* _Task details_
Set down all of the data that follows word for word, without the images.

* _Entries taken from a collection_
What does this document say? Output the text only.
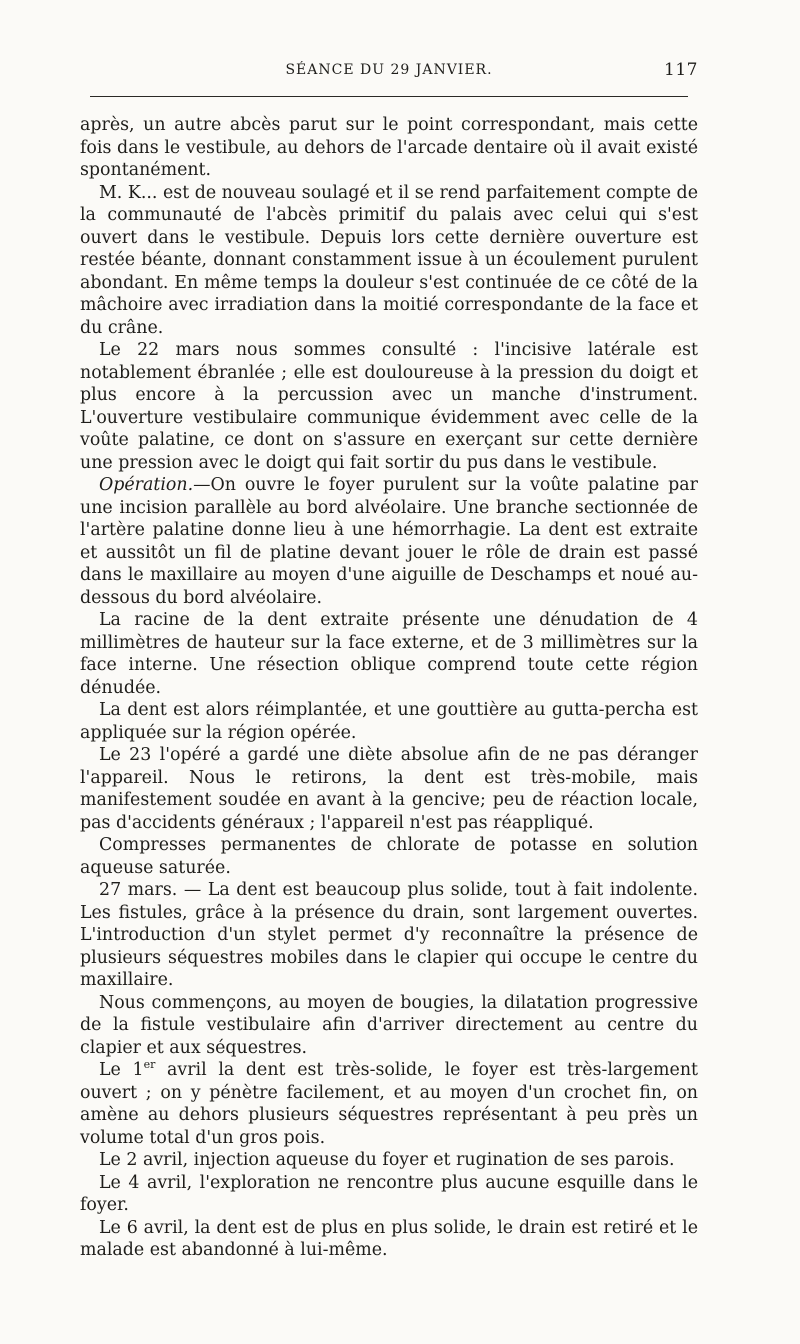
SÉANCE DU 29 JANVIER.	117

après, un autre abcès parut sur le point correspondant, mais cette fois dans le vestibule, au dehors de l'arcade dentaire où il avait existé spontanément.

M. K... est de nouveau soulagé et il se rend parfaitement compte de la communauté de l'abcès primitif du palais avec celui qui s'est ouvert dans le vestibule. Depuis lors cette dernière ouverture est restée béante, donnant constamment issue à un écoulement purulent abondant. En même temps la douleur s'est continuée de ce côté de la mâchoire avec irradiation dans la moitié correspondante de la face et du crâne.

Le 22 mars nous sommes consulté : l'incisive latérale est notablement ébranlée ; elle est douloureuse à la pression du doigt et plus encore à la percussion avec un manche d'instrument. L'ouverture vestibulaire communique évidemment avec celle de la voûte palatine, ce dont on s'assure en exerçant sur cette dernière une pression avec le doigt qui fait sortir du pus dans le vestibule.

Opération.—On ouvre le foyer purulent sur la voûte palatine par une incision parallèle au bord alvéolaire. Une branche sectionnée de l'artère palatine donne lieu à une hémorrhagie. La dent est extraite et aussitôt un fil de platine devant jouer le rôle de drain est passé dans le maxillaire au moyen d'une aiguille de Deschamps et noué au-dessous du bord alvéolaire.

La racine de la dent extraite présente une dénudation de 4 millimètres de hauteur sur la face externe, et de 3 millimètres sur la face interne. Une résection oblique comprend toute cette région dénudée.

La dent est alors réimplantée, et une gouttière au gutta-percha est appliquée sur la région opérée.

Le 23 l'opéré a gardé une diète absolue afin de ne pas déranger l'appareil. Nous le retirons, la dent est très-mobile, mais manifestement soudée en avant à la gencive; peu de réaction locale, pas d'accidents généraux ; l'appareil n'est pas réappliqué.

Compresses permanentes de chlorate de potasse en solution aqueuse saturée.

27 mars. — La dent est beaucoup plus solide, tout à fait indolente. Les fistules, grâce à la présence du drain, sont largement ouvertes. L'introduction d'un stylet permet d'y reconnaître la présence de plusieurs séquestres mobiles dans le clapier qui occupe le centre du maxillaire.

Nous commençons, au moyen de bougies, la dilatation progressive de la fistule vestibulaire afin d'arriver directement au centre du clapier et aux séquestres.

Le 1er avril la dent est très-solide, le foyer est très-largement ouvert ; on y pénètre facilement, et au moyen d'un crochet fin, on amène au dehors plusieurs séquestres représentant à peu près un volume total d'un gros pois.

Le 2 avril, injection aqueuse du foyer et rugination de ses parois.

Le 4 avril, l'exploration ne rencontre plus aucune esquille dans le foyer.

Le 6 avril, la dent est de plus en plus solide, le drain est retiré et le malade est abandonné à lui-même.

* _Result of this exercise_
What does this document say? Output the text only.
SÉANCE DU 29 JANVIER.	117

après, un autre abcès parut sur le point correspondant, mais cette fois dans le vestibule, au dehors de l'arcade dentaire où il avait existé spontanément.

M. K... est de nouveau soulagé et il se rend parfaitement compte de la communauté de l'abcès primitif du palais avec celui qui s'est ouvert dans le vestibule. Depuis lors cette dernière ouverture est restée béante, donnant constamment issue à un écoulement purulent abondant. En même temps la douleur s'est continuée de ce côté de la mâchoire avec irradiation dans la moitié correspondante de la face et du crâne.

Le 22 mars nous sommes consulté : l'incisive latérale est notablement ébranlée ; elle est douloureuse à la pression du doigt et plus encore à la percussion avec un manche d'instrument. L'ouverture vestibulaire communique évidemment avec celle de la voûte palatine, ce dont on s'assure en exerçant sur cette dernière une pression avec le doigt qui fait sortir du pus dans le vestibule.

Opération.—On ouvre le foyer purulent sur la voûte palatine par une incision parallèle au bord alvéolaire. Une branche sectionnée de l'artère palatine donne lieu à une hémorrhagie. La dent est extraite et aussitôt un fil de platine devant jouer le rôle de drain est passé dans le maxillaire au moyen d'une aiguille de Deschamps et noué au-dessous du bord alvéolaire.

La racine de la dent extraite présente une dénudation de 4 millimètres de hauteur sur la face externe, et de 3 millimètres sur la face interne. Une résection oblique comprend toute cette région dénudée.

La dent est alors réimplantée, et une gouttière au gutta-percha est appliquée sur la région opérée.

Le 23 l'opéré a gardé une diète absolue afin de ne pas déranger l'appareil. Nous le retirons, la dent est très-mobile, mais manifestement soudée en avant à la gencive; peu de réaction locale, pas d'accidents généraux ; l'appareil n'est pas réappliqué.

Compresses permanentes de chlorate de potasse en solution aqueuse saturée.

27 mars. — La dent est beaucoup plus solide, tout à fait indolente. Les fistules, grâce à la présence du drain, sont largement ouvertes. L'introduction d'un stylet permet d'y reconnaître la présence de plusieurs séquestres mobiles dans le clapier qui occupe le centre du maxillaire.

Nous commençons, au moyen de bougies, la dilatation progressive de la fistule vestibulaire afin d'arriver directement au centre du clapier et aux séquestres.

Le 1er avril la dent est très-solide, le foyer est très-largement ouvert ; on y pénètre facilement, et au moyen d'un crochet fin, on amène au dehors plusieurs séquestres représentant à peu près un volume total d'un gros pois.

Le 2 avril, injection aqueuse du foyer et rugination de ses parois.

Le 4 avril, l'exploration ne rencontre plus aucune esquille dans le foyer.

Le 6 avril, la dent est de plus en plus solide, le drain est retiré et le malade est abandonné à lui-même.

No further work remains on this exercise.